## Set exercise
Copy out all the entries word for word.
:: Data excerpts ::
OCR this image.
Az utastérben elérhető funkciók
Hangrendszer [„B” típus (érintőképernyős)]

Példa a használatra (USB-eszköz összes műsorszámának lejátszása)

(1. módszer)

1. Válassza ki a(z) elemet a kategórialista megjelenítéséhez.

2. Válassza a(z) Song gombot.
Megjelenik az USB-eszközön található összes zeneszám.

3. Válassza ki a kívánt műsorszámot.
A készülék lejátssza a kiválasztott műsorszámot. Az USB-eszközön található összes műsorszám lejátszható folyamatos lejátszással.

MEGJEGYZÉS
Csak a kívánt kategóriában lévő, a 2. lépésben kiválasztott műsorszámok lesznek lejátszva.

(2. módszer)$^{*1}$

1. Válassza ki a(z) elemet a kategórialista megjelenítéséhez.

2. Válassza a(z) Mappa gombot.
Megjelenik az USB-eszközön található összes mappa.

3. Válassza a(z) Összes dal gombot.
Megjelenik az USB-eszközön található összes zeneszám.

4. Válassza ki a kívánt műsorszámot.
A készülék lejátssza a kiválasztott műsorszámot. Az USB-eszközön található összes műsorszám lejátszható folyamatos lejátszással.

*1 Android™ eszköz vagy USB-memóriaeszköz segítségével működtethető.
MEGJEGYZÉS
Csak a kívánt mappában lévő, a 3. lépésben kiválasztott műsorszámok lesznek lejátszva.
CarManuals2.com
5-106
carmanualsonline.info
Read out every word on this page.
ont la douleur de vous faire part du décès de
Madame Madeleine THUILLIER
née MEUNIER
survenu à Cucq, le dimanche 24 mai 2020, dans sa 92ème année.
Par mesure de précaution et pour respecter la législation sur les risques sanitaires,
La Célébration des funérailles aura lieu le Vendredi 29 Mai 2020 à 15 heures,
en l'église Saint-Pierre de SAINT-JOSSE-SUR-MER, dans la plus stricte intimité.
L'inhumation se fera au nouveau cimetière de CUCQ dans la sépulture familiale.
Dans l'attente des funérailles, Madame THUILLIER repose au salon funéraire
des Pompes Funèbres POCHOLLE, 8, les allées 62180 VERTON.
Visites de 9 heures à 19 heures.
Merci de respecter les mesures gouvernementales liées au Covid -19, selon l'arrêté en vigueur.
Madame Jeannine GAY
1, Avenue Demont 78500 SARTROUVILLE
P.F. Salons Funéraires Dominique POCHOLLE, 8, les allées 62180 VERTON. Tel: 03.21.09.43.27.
:::
## Worked answer
OCR this image.
Az utastérben elérhető funkciók
Hangrendszer [„B” típus (érintőképernyős)]

Példa a használatra (USB-eszköz összes műsorszámának lejátszása)

(1. módszer)

1. Válassza ki a(z) elemet a kategórialista megjelenítéséhez.

2. Válassza a(z) Song gombot.
Megjelenik az USB-eszközön található összes zeneszám.

3. Válassza ki a kívánt műsorszámot.
A készülék lejátssza a kiválasztott műsorszámot. Az USB-eszközön található összes műsorszám lejátszható folyamatos lejátszással.

MEGJEGYZÉS
Csak a kívánt kategóriában lévő, a 2. lépésben kiválasztott műsorszámok lesznek lejátszva.

(2. módszer)$^{*1}$

1. Válassza ki a(z) elemet a kategórialista megjelenítéséhez.

2. Válassza a(z) Mappa gombot.
Megjelenik az USB-eszközön található összes mappa.

3. Válassza a(z) Összes dal gombot.
Megjelenik az USB-eszközön található összes zeneszám.

4. Válassza ki a kívánt műsorszámot.
A készülék lejátssza a kiválasztott műsorszámot. Az USB-eszközön található összes műsorszám lejátszható folyamatos lejátszással.

*1 Android™ eszköz vagy USB-memóriaeszköz segítségével működtethető.
MEGJEGYZÉS
Csak a kívánt mappában lévő, a 3. lépésben kiválasztott műsorszámok lesznek lejátszva.
CarManuals2.com
5-106
carmanualsonline.info
Read out every word on this page.
ont la douleur de vous faire part du décès de
Madame Madeleine THUILLIER
née MEUNIER
survenu à Cucq, le dimanche 24 mai 2020, dans sa 92ème année.
Par mesure de précaution et pour respecter la législation sur les risques sanitaires,
La Célébration des funérailles aura lieu le Vendredi 29 Mai 2020 à 15 heures,
en l'église Saint-Pierre de SAINT-JOSSE-SUR-MER, dans la plus stricte intimité.
L'inhumation se fera au nouveau cimetière de CUCQ dans la sépulture familiale.
Dans l'attente des funérailles, Madame THUILLIER repose au salon funéraire
des Pompes Funèbres POCHOLLE, 8, les allées 62180 VERTON.
Visites de 9 heures à 19 heures.
Merci de respecter les mesures gouvernementales liées au Covid -19, selon l'arrêté en vigueur.
Madame Jeannine GAY
1, Avenue Demont 78500 SARTROUVILLE
P.F. Salons Funéraires Dominique POCHOLLE, 8, les allées 62180 VERTON. Tel: 03.21.09.43.27.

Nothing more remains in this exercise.